■ **PROBLEM**
Retype each line of the material exactly, please, skipping any picture in it.

■ **Recorded data**
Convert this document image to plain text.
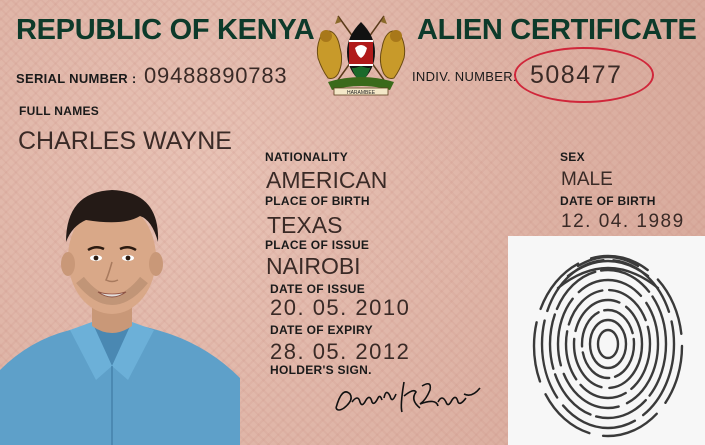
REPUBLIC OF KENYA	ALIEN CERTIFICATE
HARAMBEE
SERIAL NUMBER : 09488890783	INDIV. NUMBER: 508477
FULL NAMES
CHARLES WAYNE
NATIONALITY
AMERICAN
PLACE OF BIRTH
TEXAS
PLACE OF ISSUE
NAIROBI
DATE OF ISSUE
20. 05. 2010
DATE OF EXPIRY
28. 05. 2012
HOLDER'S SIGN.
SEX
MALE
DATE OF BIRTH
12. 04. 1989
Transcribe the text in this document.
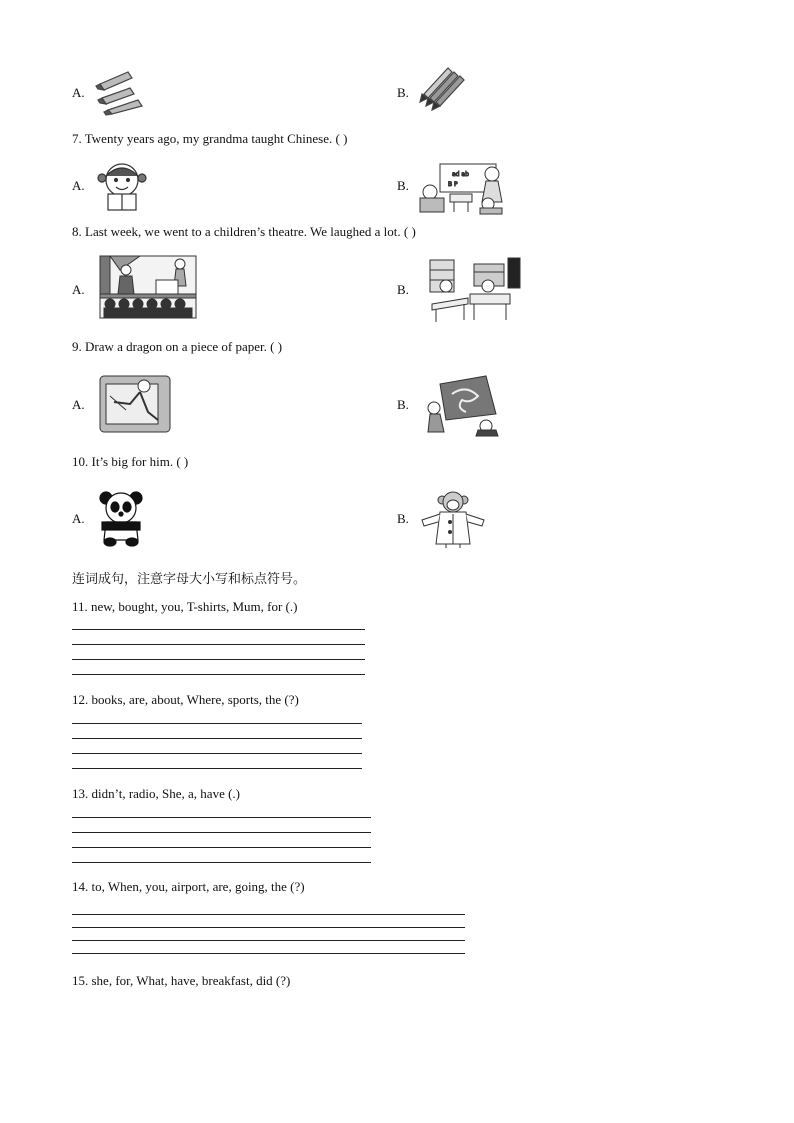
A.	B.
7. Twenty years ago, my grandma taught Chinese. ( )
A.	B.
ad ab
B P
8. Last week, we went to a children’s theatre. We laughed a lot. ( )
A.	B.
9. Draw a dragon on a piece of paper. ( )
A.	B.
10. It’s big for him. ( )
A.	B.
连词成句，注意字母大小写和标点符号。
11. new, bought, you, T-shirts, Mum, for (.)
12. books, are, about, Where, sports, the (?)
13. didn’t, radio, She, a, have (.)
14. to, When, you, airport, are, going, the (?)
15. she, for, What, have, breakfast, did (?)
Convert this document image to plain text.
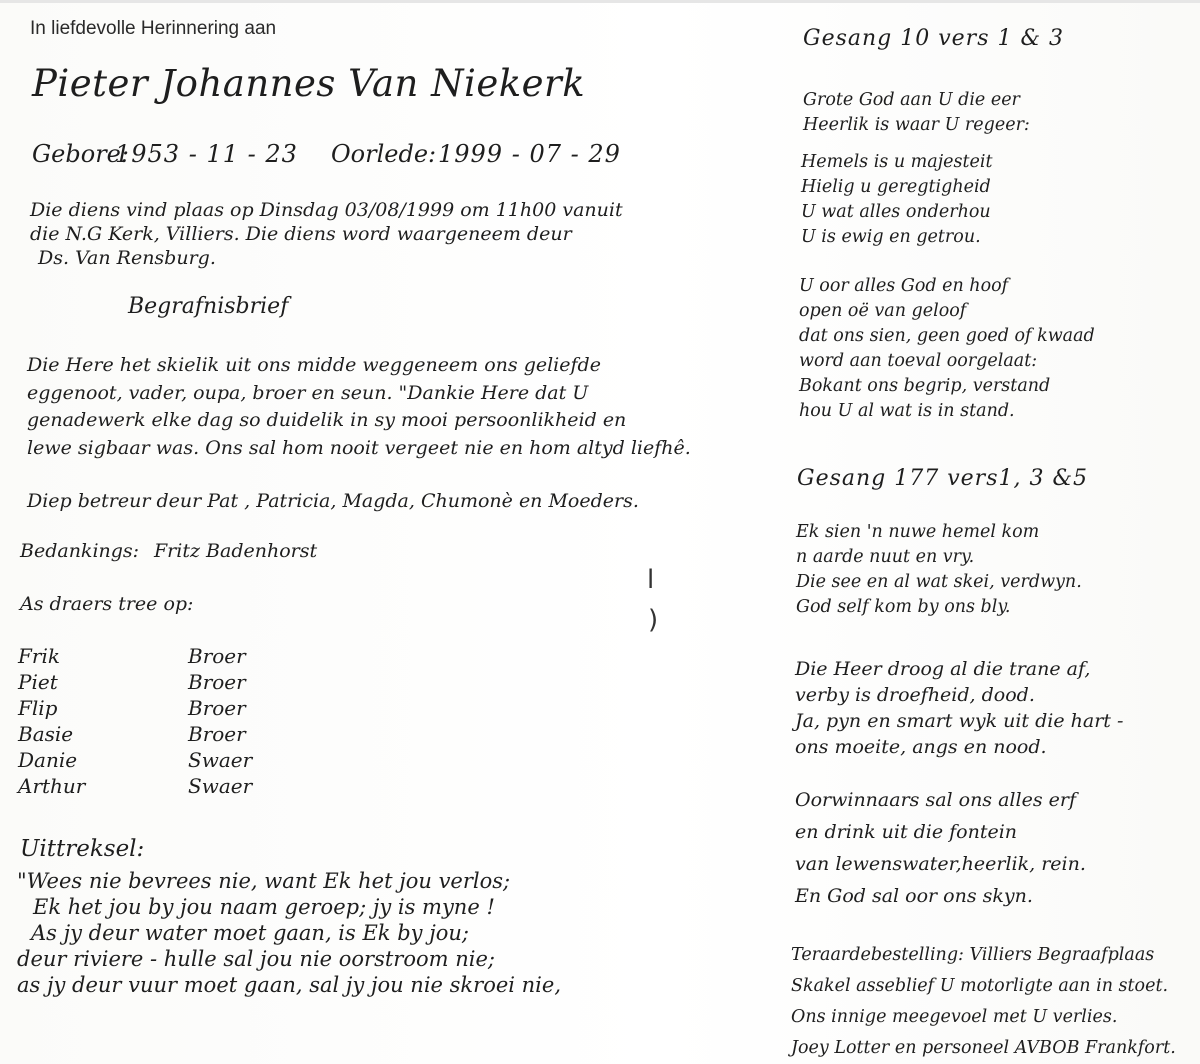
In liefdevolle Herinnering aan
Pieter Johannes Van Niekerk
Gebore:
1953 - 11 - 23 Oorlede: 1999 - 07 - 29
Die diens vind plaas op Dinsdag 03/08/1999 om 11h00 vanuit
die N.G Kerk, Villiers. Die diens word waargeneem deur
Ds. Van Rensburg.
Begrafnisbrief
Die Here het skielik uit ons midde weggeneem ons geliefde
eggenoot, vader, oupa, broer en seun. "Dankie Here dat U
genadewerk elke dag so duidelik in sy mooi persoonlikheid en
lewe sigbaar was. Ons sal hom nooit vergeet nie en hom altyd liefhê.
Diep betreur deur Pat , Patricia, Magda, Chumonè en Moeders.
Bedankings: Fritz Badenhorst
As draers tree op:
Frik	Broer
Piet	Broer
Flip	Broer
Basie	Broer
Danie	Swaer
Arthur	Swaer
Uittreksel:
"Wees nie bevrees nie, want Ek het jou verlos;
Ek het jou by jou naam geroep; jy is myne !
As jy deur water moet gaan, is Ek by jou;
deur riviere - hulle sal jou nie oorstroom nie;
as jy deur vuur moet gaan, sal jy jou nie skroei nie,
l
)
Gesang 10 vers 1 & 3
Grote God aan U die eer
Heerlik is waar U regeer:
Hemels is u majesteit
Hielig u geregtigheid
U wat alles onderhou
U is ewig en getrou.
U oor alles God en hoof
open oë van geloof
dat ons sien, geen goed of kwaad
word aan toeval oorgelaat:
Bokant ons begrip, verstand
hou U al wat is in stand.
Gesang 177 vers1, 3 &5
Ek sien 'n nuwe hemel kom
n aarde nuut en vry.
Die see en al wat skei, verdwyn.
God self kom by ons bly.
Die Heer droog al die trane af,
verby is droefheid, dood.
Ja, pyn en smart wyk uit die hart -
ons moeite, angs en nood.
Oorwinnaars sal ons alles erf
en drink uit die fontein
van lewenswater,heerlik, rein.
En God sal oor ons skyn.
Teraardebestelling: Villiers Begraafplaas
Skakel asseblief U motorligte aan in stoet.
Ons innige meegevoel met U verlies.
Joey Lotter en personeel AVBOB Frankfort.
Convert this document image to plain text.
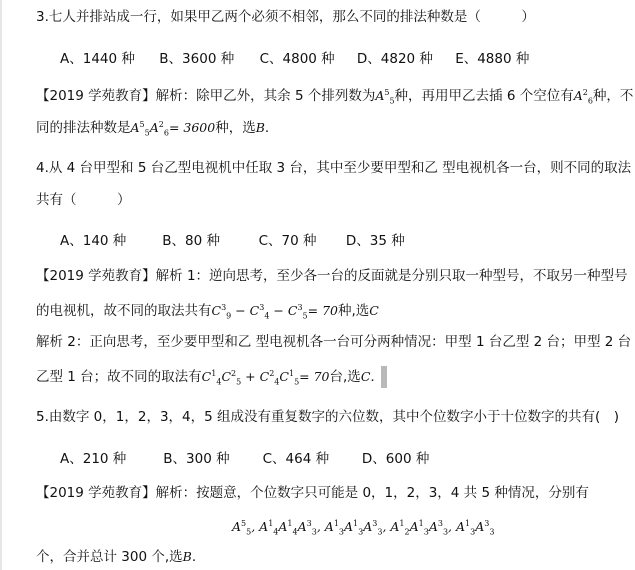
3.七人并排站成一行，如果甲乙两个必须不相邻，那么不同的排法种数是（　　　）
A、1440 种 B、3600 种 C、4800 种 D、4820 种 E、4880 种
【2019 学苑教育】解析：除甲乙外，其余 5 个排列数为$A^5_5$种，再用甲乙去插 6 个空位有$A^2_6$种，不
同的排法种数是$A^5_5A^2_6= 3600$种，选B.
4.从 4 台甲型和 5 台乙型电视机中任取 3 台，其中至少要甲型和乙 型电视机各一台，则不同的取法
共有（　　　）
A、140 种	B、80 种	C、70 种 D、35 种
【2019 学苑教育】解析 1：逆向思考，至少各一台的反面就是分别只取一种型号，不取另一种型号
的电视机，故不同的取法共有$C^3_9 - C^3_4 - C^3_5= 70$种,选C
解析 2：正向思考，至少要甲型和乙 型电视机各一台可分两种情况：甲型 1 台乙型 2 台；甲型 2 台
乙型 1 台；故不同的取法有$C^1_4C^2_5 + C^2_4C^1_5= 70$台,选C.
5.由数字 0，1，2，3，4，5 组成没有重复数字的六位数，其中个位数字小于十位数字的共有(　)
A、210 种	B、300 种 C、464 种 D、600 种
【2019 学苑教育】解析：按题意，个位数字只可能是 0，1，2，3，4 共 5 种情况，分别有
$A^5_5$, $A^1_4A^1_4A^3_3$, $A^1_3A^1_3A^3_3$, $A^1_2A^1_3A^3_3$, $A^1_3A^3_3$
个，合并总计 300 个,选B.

■ **ANSWER FOR THIS EXERCISE**
Convert this document image to plain text.
REPUBLIC OF KENYA	ALIEN CERTIFICATE
HARAMBEE
SERIAL NUMBER : 09488890783	INDIV. NUMBER: 508477
FULL NAMES
CHARLES WAYNE
NATIONALITY
AMERICAN
PLACE OF BIRTH
TEXAS
PLACE OF ISSUE
NAIROBI
DATE OF ISSUE
20. 05. 2010
DATE OF EXPIRY
28. 05. 2012
HOLDER'S SIGN.
SEX
MALE
DATE OF BIRTH
12. 04. 1989
Transcribe the text in this document.
A.	B.
7. Twenty years ago, my grandma taught Chinese. ( )
A.	B.
ad ab
B P
8. Last week, we went to a children’s theatre. We laughed a lot. ( )
A.	B.
9. Draw a dragon on a piece of paper. ( )
A.	B.
10. It’s big for him. ( )
A.	B.
连词成句，注意字母大小写和标点符号。
11. new, bought, you, T-shirts, Mum, for (.)
12. books, are, about, Where, sports, the (?)
13. didn’t, radio, She, a, have (.)
14. to, When, you, airport, are, going, the (?)
15. she, for, What, have, breakfast, did (?)
Convert this document image to plain text.
In liefdevolle Herinnering aan
Pieter Johannes Van Niekerk
Gebore:
1953 - 11 - 23 Oorlede: 1999 - 07 - 29
Die diens vind plaas op Dinsdag 03/08/1999 om 11h00 vanuit
die N.G Kerk, Villiers. Die diens word waargeneem deur
Ds. Van Rensburg.
Begrafnisbrief
Die Here het skielik uit ons midde weggeneem ons geliefde
eggenoot, vader, oupa, broer en seun. "Dankie Here dat U
genadewerk elke dag so duidelik in sy mooi persoonlikheid en
lewe sigbaar was. Ons sal hom nooit vergeet nie en hom altyd liefhê.
Diep betreur deur Pat , Patricia, Magda, Chumonè en Moeders.
Bedankings: Fritz Badenhorst
As draers tree op:
Frik	Broer
Piet	Broer
Flip	Broer
Basie	Broer
Danie	Swaer
Arthur	Swaer
Uittreksel:
"Wees nie bevrees nie, want Ek het jou verlos;
Ek het jou by jou naam geroep; jy is myne !
As jy deur water moet gaan, is Ek by jou;
deur riviere - hulle sal jou nie oorstroom nie;
as jy deur vuur moet gaan, sal jy jou nie skroei nie,
l
)
Gesang 10 vers 1 & 3
Grote God aan U die eer
Heerlik is waar U regeer:
Hemels is u majesteit
Hielig u geregtigheid
U wat alles onderhou
U is ewig en getrou.
U oor alles God en hoof
open oë van geloof
dat ons sien, geen goed of kwaad
word aan toeval oorgelaat:
Bokant ons begrip, verstand
hou U al wat is in stand.
Gesang 177 vers1, 3 &5
Ek sien 'n nuwe hemel kom
n aarde nuut en vry.
Die see en al wat skei, verdwyn.
God self kom by ons bly.
Die Heer droog al die trane af,
verby is droefheid, dood.
Ja, pyn en smart wyk uit die hart -
ons moeite, angs en nood.
Oorwinnaars sal ons alles erf
en drink uit die fontein
van lewenswater,heerlik, rein.
En God sal oor ons skyn.
Teraardebestelling: Villiers Begraafplaas
Skakel asseblief U motorligte aan in stoet.
Ons innige meegevoel met U verlies.
Joey Lotter en personeel AVBOB Frankfort.
Convert this document image to plain text.
3.七人并排站成一行，如果甲乙两个必须不相邻，那么不同的排法种数是（　　　）
A、1440 种 B、3600 种 C、4800 种 D、4820 种 E、4880 种
【2019 学苑教育】解析：除甲乙外，其余 5 个排列数为$A^5_5$种，再用甲乙去插 6 个空位有$A^2_6$种，不
同的排法种数是$A^5_5A^2_6= 3600$种，选B.
4.从 4 台甲型和 5 台乙型电视机中任取 3 台，其中至少要甲型和乙 型电视机各一台，则不同的取法
共有（　　　）
A、140 种	B、80 种	C、70 种 D、35 种
【2019 学苑教育】解析 1：逆向思考，至少各一台的反面就是分别只取一种型号，不取另一种型号
的电视机，故不同的取法共有$C^3_9 - C^3_4 - C^3_5= 70$种,选C
解析 2：正向思考，至少要甲型和乙 型电视机各一台可分两种情况：甲型 1 台乙型 2 台；甲型 2 台
乙型 1 台；故不同的取法有$C^1_4C^2_5 + C^2_4C^1_5= 70$台,选C.
5.由数字 0，1，2，3，4，5 组成没有重复数字的六位数，其中个位数字小于十位数字的共有(　)
A、210 种	B、300 种 C、464 种 D、600 种
【2019 学苑教育】解析：按题意，个位数字只可能是 0，1，2，3，4 共 5 种情况，分别有
$A^5_5$, $A^1_4A^1_4A^3_3$, $A^1_3A^1_3A^3_3$, $A^1_2A^1_3A^3_3$, $A^1_3A^3_3$
个，合并总计 300 个,选B.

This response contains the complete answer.